**GOAL**
Which lines in the material below contain the word "Francia"? Copy each of them.

## begin

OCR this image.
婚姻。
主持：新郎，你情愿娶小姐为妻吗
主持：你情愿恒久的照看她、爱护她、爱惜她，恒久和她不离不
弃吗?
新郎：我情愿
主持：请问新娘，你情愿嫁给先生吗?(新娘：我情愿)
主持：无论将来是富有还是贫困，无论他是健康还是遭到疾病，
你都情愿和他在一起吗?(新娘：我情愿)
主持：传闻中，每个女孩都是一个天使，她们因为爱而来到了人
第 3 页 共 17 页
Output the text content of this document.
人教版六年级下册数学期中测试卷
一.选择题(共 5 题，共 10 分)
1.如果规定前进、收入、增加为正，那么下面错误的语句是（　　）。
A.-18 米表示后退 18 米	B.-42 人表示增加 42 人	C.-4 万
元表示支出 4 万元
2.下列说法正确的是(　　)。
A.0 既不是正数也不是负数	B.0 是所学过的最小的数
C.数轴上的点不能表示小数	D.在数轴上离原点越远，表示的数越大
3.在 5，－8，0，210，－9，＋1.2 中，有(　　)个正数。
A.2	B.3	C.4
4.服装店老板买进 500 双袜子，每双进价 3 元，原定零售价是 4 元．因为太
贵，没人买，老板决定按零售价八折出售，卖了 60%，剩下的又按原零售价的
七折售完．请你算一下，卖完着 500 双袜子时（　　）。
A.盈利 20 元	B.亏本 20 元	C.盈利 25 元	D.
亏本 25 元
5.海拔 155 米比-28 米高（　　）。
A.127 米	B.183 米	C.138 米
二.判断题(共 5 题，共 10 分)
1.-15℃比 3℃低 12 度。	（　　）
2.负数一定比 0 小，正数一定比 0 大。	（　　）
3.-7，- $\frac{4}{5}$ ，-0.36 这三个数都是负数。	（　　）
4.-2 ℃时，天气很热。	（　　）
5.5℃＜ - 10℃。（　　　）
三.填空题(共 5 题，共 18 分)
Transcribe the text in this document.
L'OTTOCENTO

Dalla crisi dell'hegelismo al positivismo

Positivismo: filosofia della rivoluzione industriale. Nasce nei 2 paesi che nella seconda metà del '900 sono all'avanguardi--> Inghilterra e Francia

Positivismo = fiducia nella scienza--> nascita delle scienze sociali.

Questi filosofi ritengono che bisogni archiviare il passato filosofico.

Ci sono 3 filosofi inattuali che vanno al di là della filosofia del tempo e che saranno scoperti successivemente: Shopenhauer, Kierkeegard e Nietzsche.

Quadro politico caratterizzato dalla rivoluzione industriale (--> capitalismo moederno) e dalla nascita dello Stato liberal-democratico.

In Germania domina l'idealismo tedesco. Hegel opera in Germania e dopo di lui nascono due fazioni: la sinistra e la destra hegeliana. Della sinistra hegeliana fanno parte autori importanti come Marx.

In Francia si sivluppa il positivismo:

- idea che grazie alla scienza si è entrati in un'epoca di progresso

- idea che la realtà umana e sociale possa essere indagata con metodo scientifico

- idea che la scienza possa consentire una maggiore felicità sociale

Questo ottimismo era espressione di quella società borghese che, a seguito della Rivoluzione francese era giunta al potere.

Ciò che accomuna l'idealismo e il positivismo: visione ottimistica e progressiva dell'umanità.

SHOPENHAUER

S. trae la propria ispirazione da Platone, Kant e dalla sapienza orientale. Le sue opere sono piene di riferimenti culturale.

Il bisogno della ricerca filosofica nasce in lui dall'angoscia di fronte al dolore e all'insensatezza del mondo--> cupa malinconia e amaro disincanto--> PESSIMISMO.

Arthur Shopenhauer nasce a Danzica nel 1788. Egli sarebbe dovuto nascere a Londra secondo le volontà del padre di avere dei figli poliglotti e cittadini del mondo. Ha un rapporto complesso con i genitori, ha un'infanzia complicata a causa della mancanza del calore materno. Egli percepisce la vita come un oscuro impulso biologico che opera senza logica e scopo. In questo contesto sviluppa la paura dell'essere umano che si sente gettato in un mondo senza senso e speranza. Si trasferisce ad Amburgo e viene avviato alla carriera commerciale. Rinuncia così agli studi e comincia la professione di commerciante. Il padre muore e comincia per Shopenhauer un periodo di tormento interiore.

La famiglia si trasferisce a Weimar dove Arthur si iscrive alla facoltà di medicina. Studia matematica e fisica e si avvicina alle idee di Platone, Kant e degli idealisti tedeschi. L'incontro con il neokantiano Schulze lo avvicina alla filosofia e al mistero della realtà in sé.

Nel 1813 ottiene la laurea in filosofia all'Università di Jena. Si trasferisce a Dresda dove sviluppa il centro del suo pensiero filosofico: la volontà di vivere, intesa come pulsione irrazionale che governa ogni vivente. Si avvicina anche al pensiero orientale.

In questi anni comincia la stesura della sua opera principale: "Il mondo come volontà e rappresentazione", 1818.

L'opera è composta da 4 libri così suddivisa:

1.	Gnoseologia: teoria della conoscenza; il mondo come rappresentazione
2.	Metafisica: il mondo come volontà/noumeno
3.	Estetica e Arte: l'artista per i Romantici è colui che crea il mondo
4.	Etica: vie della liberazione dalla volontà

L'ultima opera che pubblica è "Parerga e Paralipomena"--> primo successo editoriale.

## end

**OUTPUT**
Positivismo: filosofia della rivoluzione industriale. Nasce nei 2 paesi che nella seconda metà del '900 sono all'avanguardi--> Inghilterra e Francia
In Francia si sivluppa il positivismo:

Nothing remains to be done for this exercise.